## Task objective
Every entry below should be transcribed exactly; pictures stay out of the copy.

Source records
-- BEGIN --

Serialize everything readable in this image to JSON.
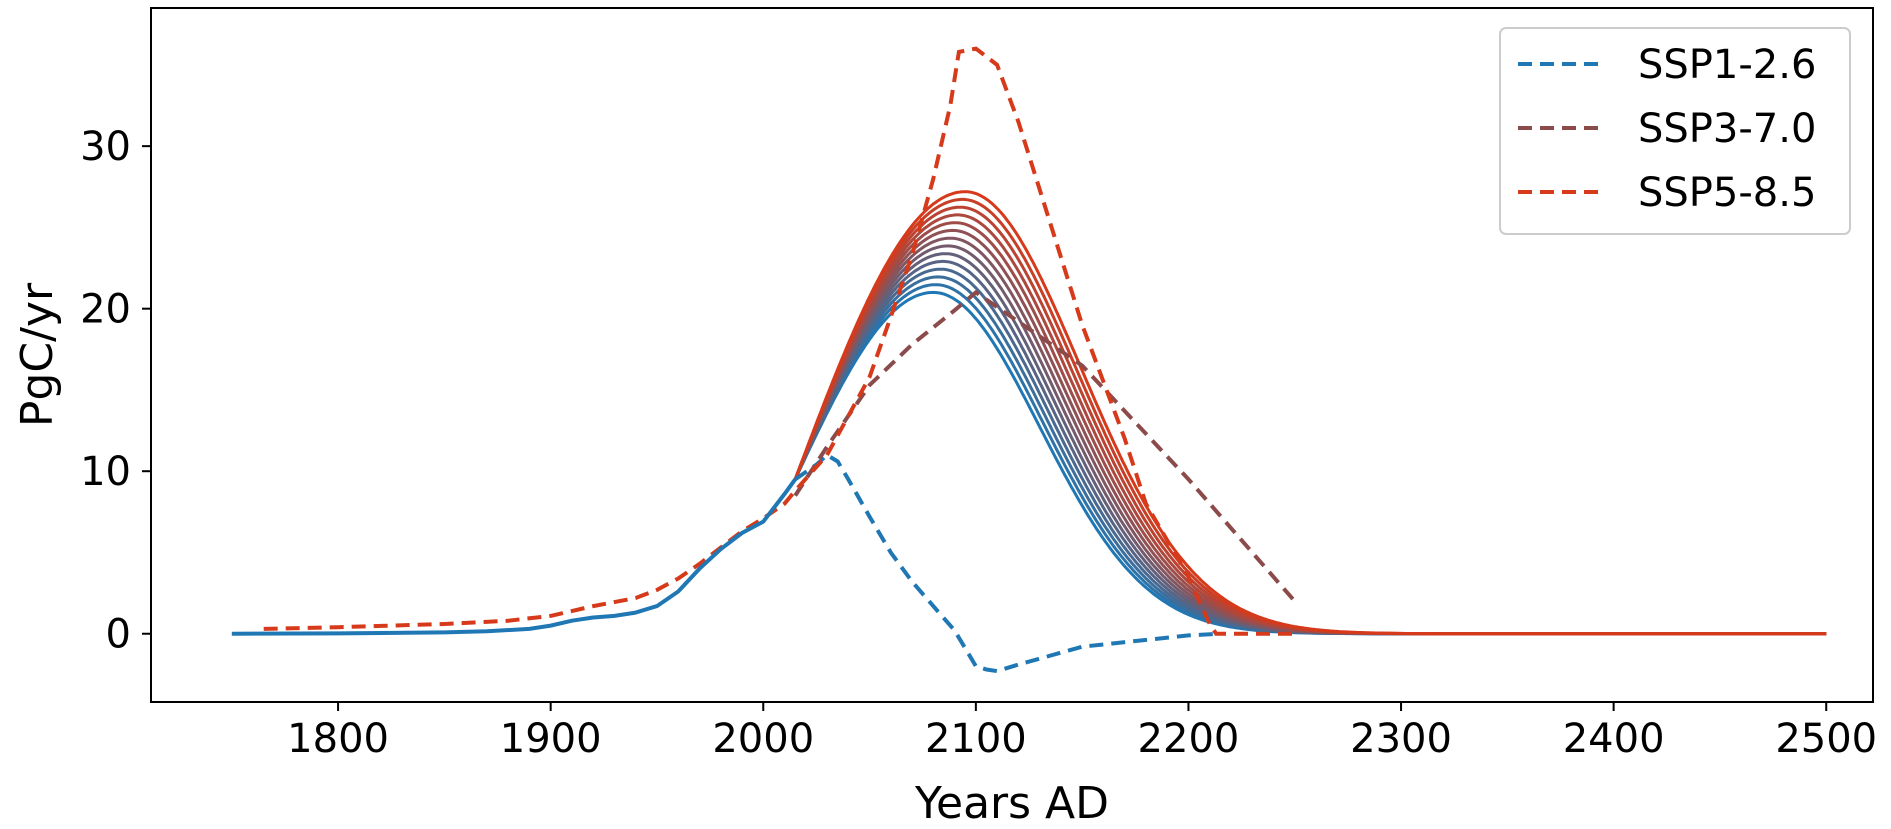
{
  "chart_data": {
    "type": "line",
    "title": "",
    "xlabel": "Years AD",
    "ylabel": "PgC/yr",
    "xlim": [
      1712,
      2522
    ],
    "ylim": [
      -4.2,
      38.5
    ],
    "xticks": [
      1800,
      1900,
      2000,
      2100,
      2200,
      2300,
      2400,
      2500
    ],
    "yticks": [
      0,
      10,
      20,
      30
    ],
    "grid": false,
    "legend_position": "top-right",
    "colors": {
      "ssp126": "#1f77b4",
      "ssp370": "#8c4b4b",
      "ssp585": "#d63a1a",
      "family_start": "#1f77b4",
      "family_end": "#d63a1a"
    },
    "series": [
      {
        "name": "SSP1-2.6",
        "style": "dashed",
        "x": [
          2015,
          2025,
          2030,
          2035,
          2040,
          2050,
          2060,
          2070,
          2080,
          2090,
          2100,
          2105,
          2110,
          2120,
          2150,
          2200,
          2215
        ],
        "y": [
          9.5,
          10.4,
          11.0,
          10.6,
          9.5,
          7.2,
          5.0,
          3.2,
          1.7,
          0.2,
          -2.0,
          -2.2,
          -2.3,
          -1.9,
          -0.8,
          -0.1,
          0.0
        ]
      },
      {
        "name": "SSP3-7.0",
        "style": "dashed",
        "x": [
          2015,
          2030,
          2050,
          2070,
          2090,
          2100,
          2150,
          2200,
          2250
        ],
        "y": [
          8.5,
          11.5,
          15.3,
          17.8,
          19.9,
          21.0,
          16.5,
          9.5,
          2.0
        ]
      },
      {
        "name": "SSP5-8.5",
        "style": "dashed",
        "x": [
          1765,
          1800,
          1850,
          1880,
          1900,
          1920,
          1940,
          1950,
          1960,
          1970,
          1980,
          1990,
          2000,
          2010,
          2015,
          2030,
          2050,
          2060,
          2070,
          2080,
          2088,
          2092,
          2100,
          2110,
          2120,
          2150,
          2170,
          2180,
          2200,
          2210,
          2213,
          2250
        ],
        "y": [
          0.3,
          0.4,
          0.6,
          0.8,
          1.1,
          1.7,
          2.2,
          2.7,
          3.4,
          4.3,
          5.3,
          6.3,
          7.1,
          8.0,
          8.8,
          11.0,
          15.8,
          19.5,
          23.3,
          28.0,
          32.5,
          35.8,
          36.0,
          35.0,
          31.5,
          19.0,
          12.0,
          8.0,
          3.5,
          0.6,
          0.0,
          0.0
        ]
      }
    ],
    "historical": {
      "x": [
        1750,
        1800,
        1850,
        1870,
        1890,
        1900,
        1910,
        1920,
        1930,
        1940,
        1950,
        1960,
        1970,
        1980,
        1990,
        2000,
        2010,
        2015
      ],
      "y": [
        0.0,
        0.02,
        0.08,
        0.15,
        0.3,
        0.5,
        0.8,
        1.0,
        1.1,
        1.3,
        1.7,
        2.6,
        4.0,
        5.2,
        6.2,
        6.9,
        8.6,
        9.5
      ]
    },
    "scenario_family": {
      "count": 14,
      "x_range": [
        2015,
        2500
      ],
      "start_value": 9.5,
      "peak_values": [
        21.0,
        27.2
      ],
      "peak_years": [
        2080,
        2095
      ],
      "legend": false
    }
  }
}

-- END --

## Exercise response
Serialize everything readable in this image to JSON.
{
  "chart_data": {
    "type": "line",
    "title": "",
    "xlabel": "Years AD",
    "ylabel": "PgC/yr",
    "xlim": [
      1712,
      2522
    ],
    "ylim": [
      -4.2,
      38.5
    ],
    "xticks": [
      1800,
      1900,
      2000,
      2100,
      2200,
      2300,
      2400,
      2500
    ],
    "yticks": [
      0,
      10,
      20,
      30
    ],
    "grid": false,
    "legend_position": "top-right",
    "colors": {
      "ssp126": "#1f77b4",
      "ssp370": "#8c4b4b",
      "ssp585": "#d63a1a",
      "family_start": "#1f77b4",
      "family_end": "#d63a1a"
    },
    "series": [
      {
        "name": "SSP1-2.6",
        "style": "dashed",
        "x": [
          2015,
          2025,
          2030,
          2035,
          2040,
          2050,
          2060,
          2070,
          2080,
          2090,
          2100,
          2105,
          2110,
          2120,
          2150,
          2200,
          2215
        ],
        "y": [
          9.5,
          10.4,
          11.0,
          10.6,
          9.5,
          7.2,
          5.0,
          3.2,
          1.7,
          0.2,
          -2.0,
          -2.2,
          -2.3,
          -1.9,
          -0.8,
          -0.1,
          0.0
        ]
      },
      {
        "name": "SSP3-7.0",
        "style": "dashed",
        "x": [
          2015,
          2030,
          2050,
          2070,
          2090,
          2100,
          2150,
          2200,
          2250
        ],
        "y": [
          8.5,
          11.5,
          15.3,
          17.8,
          19.9,
          21.0,
          16.5,
          9.5,
          2.0
        ]
      },
      {
        "name": "SSP5-8.5",
        "style": "dashed",
        "x": [
          1765,
          1800,
          1850,
          1880,
          1900,
          1920,
          1940,
          1950,
          1960,
          1970,
          1980,
          1990,
          2000,
          2010,
          2015,
          2030,
          2050,
          2060,
          2070,
          2080,
          2088,
          2092,
          2100,
          2110,
          2120,
          2150,
          2170,
          2180,
          2200,
          2210,
          2213,
          2250
        ],
        "y": [
          0.3,
          0.4,
          0.6,
          0.8,
          1.1,
          1.7,
          2.2,
          2.7,
          3.4,
          4.3,
          5.3,
          6.3,
          7.1,
          8.0,
          8.8,
          11.0,
          15.8,
          19.5,
          23.3,
          28.0,
          32.5,
          35.8,
          36.0,
          35.0,
          31.5,
          19.0,
          12.0,
          8.0,
          3.5,
          0.6,
          0.0,
          0.0
        ]
      }
    ],
    "historical": {
      "x": [
        1750,
        1800,
        1850,
        1870,
        1890,
        1900,
        1910,
        1920,
        1930,
        1940,
        1950,
        1960,
        1970,
        1980,
        1990,
        2000,
        2010,
        2015
      ],
      "y": [
        0.0,
        0.02,
        0.08,
        0.15,
        0.3,
        0.5,
        0.8,
        1.0,
        1.1,
        1.3,
        1.7,
        2.6,
        4.0,
        5.2,
        6.2,
        6.9,
        8.6,
        9.5
      ]
    },
    "scenario_family": {
      "count": 14,
      "x_range": [
        2015,
        2500
      ],
      "start_value": 9.5,
      "peak_values": [
        21.0,
        27.2
      ],
      "peak_years": [
        2080,
        2095
      ],
      "legend": false
    }
  }
}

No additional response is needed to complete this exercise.